Descrição do exercício
Retome o excerto sobre a vedação dos Réus e as vistas da casa da Autora, prosseguindo a partir do ponto em que ele termina.

A partir das 10,30 horas, no Verão, e dado que o sol gira pelo sul da casa da A é o próprio imóvel da A que causa sombreamento no seu próprio jardim e na casa de habitação dos RR.
10).
Quanto às vistas resultou provado que antes da colocação dos painéis a casa da A tinha vistas imensas e desimpedidas para a Espanha, podendo ver-se desde a Vila das Neves até Salvaterra e sobre o Minho, incluindo parte da vila de Monção.
11).
Que, actualmente, com os painéis colocados, do interior da casa da A. - r/c - além daqueles, apenas se avista parte de Salvaterra do Minho se sentado, e junto a um janelão da sala, vê-se parte do Rio Minho, arvoredo e parte montanhosa de Espanha e no jardim, depois dos painéis vê-se parte do arvoredo de Espanha e se sentado a parte alta das montanhas - ponto 57 da matéria de facto provada.
12).
Ou seja, resulta evidente que a vedação erigida pelos Réus com a altura de 173,5 cms não privou a A. da totalidade das vistas que tinha antes da colocação daqueles, mas apenas de uma parte.
13).
Mas, como ficou demonstrado na impugnação da matéria de facto provada, e como a própria A. confessou no seu depoimento de parte, que ficou consignado em assentada confessória, na acta da audiência de discussão e julgamento do dia 11 de Junho de 2014, fls. 236 e 237 dos autos, das varandas do 1º andar a A. vê o Rio, Salvaterra e a Ponte Internacional, ou seja, continua a A. do primeiro andar da sua casa a usufruir das vistas que tinha do rés-do-chão antes da colocação dos painéis.
14).
E se é certo que do primeiro andar da sua moradia a A. pode continuar a ver o logradouro ajardinado dos RR., onde estes passam grande parte do seu tempo, também é certo que os RR. com a colocação da vedação com a altura de 173,5 cms garantem o mínimo de privacidade no seu prédio pois impedem que quem esteja posicionado junto ao muro de suporte de terras do prédio da A. visualize tudo o que se passa no seu prédio.
15).

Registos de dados

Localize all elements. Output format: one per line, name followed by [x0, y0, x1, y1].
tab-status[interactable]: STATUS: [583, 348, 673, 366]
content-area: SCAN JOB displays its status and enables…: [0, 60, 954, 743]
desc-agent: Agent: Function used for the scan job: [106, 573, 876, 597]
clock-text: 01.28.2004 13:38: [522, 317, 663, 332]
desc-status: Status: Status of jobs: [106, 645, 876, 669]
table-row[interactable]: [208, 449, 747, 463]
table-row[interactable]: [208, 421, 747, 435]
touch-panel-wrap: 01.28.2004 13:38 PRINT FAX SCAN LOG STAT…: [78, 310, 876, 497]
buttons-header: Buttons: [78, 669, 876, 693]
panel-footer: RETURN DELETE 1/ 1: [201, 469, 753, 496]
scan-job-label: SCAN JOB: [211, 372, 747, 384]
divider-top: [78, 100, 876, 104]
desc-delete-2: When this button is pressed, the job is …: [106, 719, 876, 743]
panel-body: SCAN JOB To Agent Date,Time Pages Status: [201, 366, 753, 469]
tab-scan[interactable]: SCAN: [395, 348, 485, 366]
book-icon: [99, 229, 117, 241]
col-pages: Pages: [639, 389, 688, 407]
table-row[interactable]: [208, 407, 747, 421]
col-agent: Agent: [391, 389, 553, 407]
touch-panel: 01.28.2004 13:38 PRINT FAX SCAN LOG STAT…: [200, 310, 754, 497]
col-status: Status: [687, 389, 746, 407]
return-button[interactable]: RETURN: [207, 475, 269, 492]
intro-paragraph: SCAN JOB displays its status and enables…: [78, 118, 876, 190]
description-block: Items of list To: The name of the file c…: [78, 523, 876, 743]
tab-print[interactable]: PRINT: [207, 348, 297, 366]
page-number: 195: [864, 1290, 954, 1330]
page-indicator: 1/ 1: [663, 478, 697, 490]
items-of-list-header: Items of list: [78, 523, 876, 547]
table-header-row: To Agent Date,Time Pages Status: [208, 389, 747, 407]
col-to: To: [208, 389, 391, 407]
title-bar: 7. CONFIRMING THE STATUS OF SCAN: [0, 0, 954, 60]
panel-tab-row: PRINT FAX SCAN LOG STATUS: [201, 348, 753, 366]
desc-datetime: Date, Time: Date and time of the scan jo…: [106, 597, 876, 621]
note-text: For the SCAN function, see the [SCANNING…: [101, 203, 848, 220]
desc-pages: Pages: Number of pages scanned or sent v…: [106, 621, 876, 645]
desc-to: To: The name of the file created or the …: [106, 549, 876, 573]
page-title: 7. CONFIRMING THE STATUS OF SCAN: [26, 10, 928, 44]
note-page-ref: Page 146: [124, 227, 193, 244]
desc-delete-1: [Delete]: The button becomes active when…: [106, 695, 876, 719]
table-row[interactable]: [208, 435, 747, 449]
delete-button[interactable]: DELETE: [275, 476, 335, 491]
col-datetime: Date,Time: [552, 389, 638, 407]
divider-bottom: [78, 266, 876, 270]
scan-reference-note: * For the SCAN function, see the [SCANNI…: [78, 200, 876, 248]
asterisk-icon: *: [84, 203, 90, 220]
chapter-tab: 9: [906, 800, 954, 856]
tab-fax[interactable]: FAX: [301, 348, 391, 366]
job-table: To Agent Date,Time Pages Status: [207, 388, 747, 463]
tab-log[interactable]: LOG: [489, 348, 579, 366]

Resposta à tarefa
Sopesados todos estes elementos, diremos, em primeiro lugar, e na senda do Acórdão do Tribunal da Relação de Guimarães, proferido no processo 447/10ATBVLN.G1, datado de 06/03/2014, em que foi relator o Ilustre Juiz Desembargador Manso Raínho, que o conceito de direito de personalidade não é tão extenso que implique para o proprietário vizinho o dever de se abster de levantar construção no seu prédio, a fim de não causar sombra no prédio vizinho ou de não prejudicar as vistas de que este desfruta (realce nosso).
16).
Por outro lado, o Supremo Tribunal de Justiça tem entendido de forma reiterada que as dimensões mínimas para que se possa garantir a privacidade através de um muro de tapagem é de cerca de 3 metros, ou se quisermos ser mais rigorosos, entre 2,68m e 2,74 m (1 metro acima da altura média de um individuo em Portugal que se situa entre os 1,68 e 1,74m), e se exercido desta forma, este direito de tapagem prevalece sobre qualquer direito a insolação ou vistas - cf. Acórdão datado de 03-11-2005, proferido no processo 05B2728, em que foi relator Bettencourt de Faria; Acórdão de 28/10/2008, proferido no processo 08A3005, em que foi Relator Sebastião Povoas e Acórdão datado de 23/10/2013, proferido no processo n.º 364/03.4TBVRM.G1.51, em que foi Relator Nuno Carneira.
17).
De igual modo, o Acórdão do Tribunal da Relação de Guimarães proferido no processo 546/13.0TBFAF.G1, datado de 17/12/2014, em que foi relatara a Ilustre Juiz Conselheira Helena Melo, considerou que numa situação de colisão de direitos como a que se verifica nos presentes autos, não é excessivo o direito de tapagem através de uma vedação que atinja 2,75m.
18).
A vedação que os RR. colocaram na estrema do seu prédio mede 173,5cms, o que fica muito longe da medida máxima que a Jurisprudência vem entendendo para que possa ser exercido correctamente o direito de tapagem.
19).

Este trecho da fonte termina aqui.